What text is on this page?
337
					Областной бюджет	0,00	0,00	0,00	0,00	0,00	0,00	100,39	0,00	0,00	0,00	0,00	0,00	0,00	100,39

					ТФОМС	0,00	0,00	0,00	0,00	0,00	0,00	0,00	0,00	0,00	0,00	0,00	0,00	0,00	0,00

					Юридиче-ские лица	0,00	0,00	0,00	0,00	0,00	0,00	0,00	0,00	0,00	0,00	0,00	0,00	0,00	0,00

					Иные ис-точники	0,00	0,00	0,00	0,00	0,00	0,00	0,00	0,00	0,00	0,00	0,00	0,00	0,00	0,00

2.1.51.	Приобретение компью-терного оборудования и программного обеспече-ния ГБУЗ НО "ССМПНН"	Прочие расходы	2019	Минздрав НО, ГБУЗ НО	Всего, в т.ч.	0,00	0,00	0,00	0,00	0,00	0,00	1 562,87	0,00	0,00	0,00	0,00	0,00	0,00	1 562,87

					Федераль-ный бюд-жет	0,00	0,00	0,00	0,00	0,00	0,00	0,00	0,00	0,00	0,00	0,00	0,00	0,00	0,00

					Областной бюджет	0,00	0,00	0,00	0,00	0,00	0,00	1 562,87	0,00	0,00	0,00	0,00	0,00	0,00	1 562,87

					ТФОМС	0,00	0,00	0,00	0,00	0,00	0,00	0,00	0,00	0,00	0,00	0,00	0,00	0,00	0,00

::::

STATED EXERCISE: Exactly reproduce all of the entries.

SOLUTION FOR THIS PROBLEM:
What text is on this page?
337
					Областной бюджет	0,00	0,00	0,00	0,00	0,00	0,00	100,39	0,00	0,00	0,00	0,00	0,00	0,00	100,39

					ТФОМС	0,00	0,00	0,00	0,00	0,00	0,00	0,00	0,00	0,00	0,00	0,00	0,00	0,00	0,00

					Юридиче-ские лица	0,00	0,00	0,00	0,00	0,00	0,00	0,00	0,00	0,00	0,00	0,00	0,00	0,00	0,00

					Иные ис-точники	0,00	0,00	0,00	0,00	0,00	0,00	0,00	0,00	0,00	0,00	0,00	0,00	0,00	0,00

2.1.51.	Приобретение компью-терного оборудования и программного обеспече-ния ГБУЗ НО "ССМПНН"	Прочие расходы	2019	Минздрав НО, ГБУЗ НО	Всего, в т.ч.	0,00	0,00	0,00	0,00	0,00	0,00	1 562,87	0,00	0,00	0,00	0,00	0,00	0,00	1 562,87

					Федераль-ный бюд-жет	0,00	0,00	0,00	0,00	0,00	0,00	0,00	0,00	0,00	0,00	0,00	0,00	0,00	0,00

					Областной бюджет	0,00	0,00	0,00	0,00	0,00	0,00	1 562,87	0,00	0,00	0,00	0,00	0,00	0,00	1 562,87

					ТФОМС	0,00	0,00	0,00	0,00	0,00	0,00	0,00	0,00	0,00	0,00	0,00	0,00	0,00	0,00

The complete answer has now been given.